Dataset records:

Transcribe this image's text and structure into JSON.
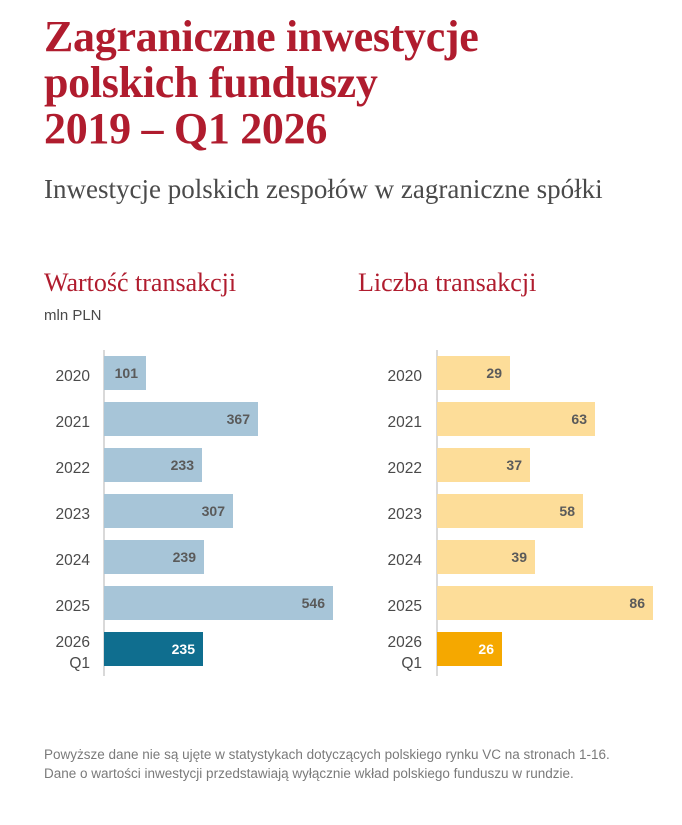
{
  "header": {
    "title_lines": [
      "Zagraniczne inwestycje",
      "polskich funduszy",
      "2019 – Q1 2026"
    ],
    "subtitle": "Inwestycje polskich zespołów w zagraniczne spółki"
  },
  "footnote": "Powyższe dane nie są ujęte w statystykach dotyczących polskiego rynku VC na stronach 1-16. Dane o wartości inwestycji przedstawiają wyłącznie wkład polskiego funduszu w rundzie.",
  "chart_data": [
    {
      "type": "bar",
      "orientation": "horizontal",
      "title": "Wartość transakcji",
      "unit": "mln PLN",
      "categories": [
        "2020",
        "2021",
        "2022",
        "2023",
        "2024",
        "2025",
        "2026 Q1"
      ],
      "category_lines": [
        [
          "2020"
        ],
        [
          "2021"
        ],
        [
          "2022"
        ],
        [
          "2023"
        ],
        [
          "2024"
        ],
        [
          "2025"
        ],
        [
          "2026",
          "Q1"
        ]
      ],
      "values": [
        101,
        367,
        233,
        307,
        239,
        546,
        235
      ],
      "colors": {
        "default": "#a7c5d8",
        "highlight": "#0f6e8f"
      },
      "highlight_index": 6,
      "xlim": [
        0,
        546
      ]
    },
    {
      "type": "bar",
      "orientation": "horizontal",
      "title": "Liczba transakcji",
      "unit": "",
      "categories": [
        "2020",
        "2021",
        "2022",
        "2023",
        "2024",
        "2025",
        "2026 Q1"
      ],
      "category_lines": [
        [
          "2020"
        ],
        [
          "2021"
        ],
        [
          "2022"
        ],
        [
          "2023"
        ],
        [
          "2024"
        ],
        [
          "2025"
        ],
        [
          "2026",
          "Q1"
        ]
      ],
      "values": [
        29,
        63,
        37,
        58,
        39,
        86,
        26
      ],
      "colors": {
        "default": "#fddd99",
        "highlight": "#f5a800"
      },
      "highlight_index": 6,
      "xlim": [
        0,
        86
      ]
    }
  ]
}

SET TASK: Print the complete listing exactly, apart from any pictures.

RESPONSE BELOW:
Transcribe this image's text and structure into JSON.
{
  "header": {
    "title_lines": [
      "Zagraniczne inwestycje",
      "polskich funduszy",
      "2019 – Q1 2026"
    ],
    "subtitle": "Inwestycje polskich zespołów w zagraniczne spółki"
  },
  "footnote": "Powyższe dane nie są ujęte w statystykach dotyczących polskiego rynku VC na stronach 1-16. Dane o wartości inwestycji przedstawiają wyłącznie wkład polskiego funduszu w rundzie.",
  "chart_data": [
    {
      "type": "bar",
      "orientation": "horizontal",
      "title": "Wartość transakcji",
      "unit": "mln PLN",
      "categories": [
        "2020",
        "2021",
        "2022",
        "2023",
        "2024",
        "2025",
        "2026 Q1"
      ],
      "category_lines": [
        [
          "2020"
        ],
        [
          "2021"
        ],
        [
          "2022"
        ],
        [
          "2023"
        ],
        [
          "2024"
        ],
        [
          "2025"
        ],
        [
          "2026",
          "Q1"
        ]
      ],
      "values": [
        101,
        367,
        233,
        307,
        239,
        546,
        235
      ],
      "colors": {
        "default": "#a7c5d8",
        "highlight": "#0f6e8f"
      },
      "highlight_index": 6,
      "xlim": [
        0,
        546
      ]
    },
    {
      "type": "bar",
      "orientation": "horizontal",
      "title": "Liczba transakcji",
      "unit": "",
      "categories": [
        "2020",
        "2021",
        "2022",
        "2023",
        "2024",
        "2025",
        "2026 Q1"
      ],
      "category_lines": [
        [
          "2020"
        ],
        [
          "2021"
        ],
        [
          "2022"
        ],
        [
          "2023"
        ],
        [
          "2024"
        ],
        [
          "2025"
        ],
        [
          "2026",
          "Q1"
        ]
      ],
      "values": [
        29,
        63,
        37,
        58,
        39,
        86,
        26
      ],
      "colors": {
        "default": "#fddd99",
        "highlight": "#f5a800"
      },
      "highlight_index": 6,
      "xlim": [
        0,
        86
      ]
    }
  ]
}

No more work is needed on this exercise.